# What the task requires
Write out every entry exactly as it appears.

# Provided data
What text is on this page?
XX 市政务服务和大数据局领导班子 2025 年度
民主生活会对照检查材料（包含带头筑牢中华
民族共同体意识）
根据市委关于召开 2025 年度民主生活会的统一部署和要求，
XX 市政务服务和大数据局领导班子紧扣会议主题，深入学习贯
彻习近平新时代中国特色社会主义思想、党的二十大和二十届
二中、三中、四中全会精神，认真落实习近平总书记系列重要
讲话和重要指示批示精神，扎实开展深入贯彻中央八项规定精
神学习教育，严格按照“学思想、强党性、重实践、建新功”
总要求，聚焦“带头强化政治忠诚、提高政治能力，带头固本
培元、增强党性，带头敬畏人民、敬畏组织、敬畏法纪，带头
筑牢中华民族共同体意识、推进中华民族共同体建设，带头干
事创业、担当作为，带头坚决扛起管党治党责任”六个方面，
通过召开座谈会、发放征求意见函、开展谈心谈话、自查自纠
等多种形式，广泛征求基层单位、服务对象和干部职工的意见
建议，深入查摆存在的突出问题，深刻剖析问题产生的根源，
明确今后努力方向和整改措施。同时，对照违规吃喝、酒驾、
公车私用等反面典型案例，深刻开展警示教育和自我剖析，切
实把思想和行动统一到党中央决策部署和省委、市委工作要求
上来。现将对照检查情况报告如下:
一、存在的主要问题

# Answer for this exercise
What text is on this page?
XX 市政务服务和大数据局领导班子 2025 年度
民主生活会对照检查材料（包含带头筑牢中华
民族共同体意识）
根据市委关于召开 2025 年度民主生活会的统一部署和要求，
XX 市政务服务和大数据局领导班子紧扣会议主题，深入学习贯
彻习近平新时代中国特色社会主义思想、党的二十大和二十届
二中、三中、四中全会精神，认真落实习近平总书记系列重要
讲话和重要指示批示精神，扎实开展深入贯彻中央八项规定精
神学习教育，严格按照“学思想、强党性、重实践、建新功”
总要求，聚焦“带头强化政治忠诚、提高政治能力，带头固本
培元、增强党性，带头敬畏人民、敬畏组织、敬畏法纪，带头
筑牢中华民族共同体意识、推进中华民族共同体建设，带头干
事创业、担当作为，带头坚决扛起管党治党责任”六个方面，
通过召开座谈会、发放征求意见函、开展谈心谈话、自查自纠
等多种形式，广泛征求基层单位、服务对象和干部职工的意见
建议，深入查摆存在的突出问题，深刻剖析问题产生的根源，
明确今后努力方向和整改措施。同时，对照违规吃喝、酒驾、
公车私用等反面典型案例，深刻开展警示教育和自我剖析，切
实把思想和行动统一到党中央决策部署和省委、市委工作要求
上来。现将对照检查情况报告如下:
一、存在的主要问题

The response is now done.